%%

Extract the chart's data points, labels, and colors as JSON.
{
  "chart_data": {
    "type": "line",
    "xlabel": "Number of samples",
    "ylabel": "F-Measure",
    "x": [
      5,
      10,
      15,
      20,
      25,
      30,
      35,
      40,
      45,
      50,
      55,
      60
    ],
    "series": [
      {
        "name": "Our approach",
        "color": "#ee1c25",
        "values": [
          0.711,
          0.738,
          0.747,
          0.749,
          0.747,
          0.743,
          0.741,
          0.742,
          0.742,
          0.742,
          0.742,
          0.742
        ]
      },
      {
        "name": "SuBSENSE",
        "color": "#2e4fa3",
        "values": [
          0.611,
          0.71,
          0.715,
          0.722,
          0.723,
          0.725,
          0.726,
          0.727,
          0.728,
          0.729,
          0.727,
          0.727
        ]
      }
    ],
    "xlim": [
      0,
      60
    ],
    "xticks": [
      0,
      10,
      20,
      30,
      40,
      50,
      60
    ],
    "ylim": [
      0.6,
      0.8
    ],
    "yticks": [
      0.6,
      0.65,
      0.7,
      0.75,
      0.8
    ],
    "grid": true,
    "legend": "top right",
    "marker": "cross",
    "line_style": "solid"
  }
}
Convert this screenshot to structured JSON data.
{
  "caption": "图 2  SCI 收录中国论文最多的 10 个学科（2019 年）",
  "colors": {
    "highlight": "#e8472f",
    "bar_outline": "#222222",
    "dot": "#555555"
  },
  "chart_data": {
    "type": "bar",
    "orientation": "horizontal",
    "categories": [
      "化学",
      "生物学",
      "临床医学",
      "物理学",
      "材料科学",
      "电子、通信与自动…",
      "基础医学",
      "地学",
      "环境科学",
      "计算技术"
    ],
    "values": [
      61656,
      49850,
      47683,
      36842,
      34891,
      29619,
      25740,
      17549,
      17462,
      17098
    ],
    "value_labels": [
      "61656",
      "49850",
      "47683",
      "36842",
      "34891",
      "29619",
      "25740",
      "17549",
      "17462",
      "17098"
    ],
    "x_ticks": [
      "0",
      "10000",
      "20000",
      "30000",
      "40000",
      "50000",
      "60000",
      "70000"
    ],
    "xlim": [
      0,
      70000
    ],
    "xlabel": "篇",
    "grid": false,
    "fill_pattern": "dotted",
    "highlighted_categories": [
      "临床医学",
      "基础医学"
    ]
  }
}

%%

→ **WORK INSTRUCTIONS**
Quote every entry exactly.

→ **COMPLETED EXERCISE**
Extract the chart's data points, labels, and colors as JSON.
{
  "chart_data": {
    "type": "line",
    "xlabel": "Number of samples",
    "ylabel": "F-Measure",
    "x": [
      5,
      10,
      15,
      20,
      25,
      30,
      35,
      40,
      45,
      50,
      55,
      60
    ],
    "series": [
      {
        "name": "Our approach",
        "color": "#ee1c25",
        "values": [
          0.711,
          0.738,
          0.747,
          0.749,
          0.747,
          0.743,
          0.741,
          0.742,
          0.742,
          0.742,
          0.742,
          0.742
        ]
      },
      {
        "name": "SuBSENSE",
        "color": "#2e4fa3",
        "values": [
          0.611,
          0.71,
          0.715,
          0.722,
          0.723,
          0.725,
          0.726,
          0.727,
          0.728,
          0.729,
          0.727,
          0.727
        ]
      }
    ],
    "xlim": [
      0,
      60
    ],
    "xticks": [
      0,
      10,
      20,
      30,
      40,
      50,
      60
    ],
    "ylim": [
      0.6,
      0.8
    ],
    "yticks": [
      0.6,
      0.65,
      0.7,
      0.75,
      0.8
    ],
    "grid": true,
    "legend": "top right",
    "marker": "cross",
    "line_style": "solid"
  }
}
Convert this screenshot to structured JSON data.
{
  "caption": "图 2  SCI 收录中国论文最多的 10 个学科（2019 年）",
  "colors": {
    "highlight": "#e8472f",
    "bar_outline": "#222222",
    "dot": "#555555"
  },
  "chart_data": {
    "type": "bar",
    "orientation": "horizontal",
    "categories": [
      "化学",
      "生物学",
      "临床医学",
      "物理学",
      "材料科学",
      "电子、通信与自动…",
      "基础医学",
      "地学",
      "环境科学",
      "计算技术"
    ],
    "values": [
      61656,
      49850,
      47683,
      36842,
      34891,
      29619,
      25740,
      17549,
      17462,
      17098
    ],
    "value_labels": [
      "61656",
      "49850",
      "47683",
      "36842",
      "34891",
      "29619",
      "25740",
      "17549",
      "17462",
      "17098"
    ],
    "x_ticks": [
      "0",
      "10000",
      "20000",
      "30000",
      "40000",
      "50000",
      "60000",
      "70000"
    ],
    "xlim": [
      0,
      70000
    ],
    "xlabel": "篇",
    "grid": false,
    "fill_pattern": "dotted",
    "highlighted_categories": [
      "临床医学",
      "基础医学"
    ]
  }
}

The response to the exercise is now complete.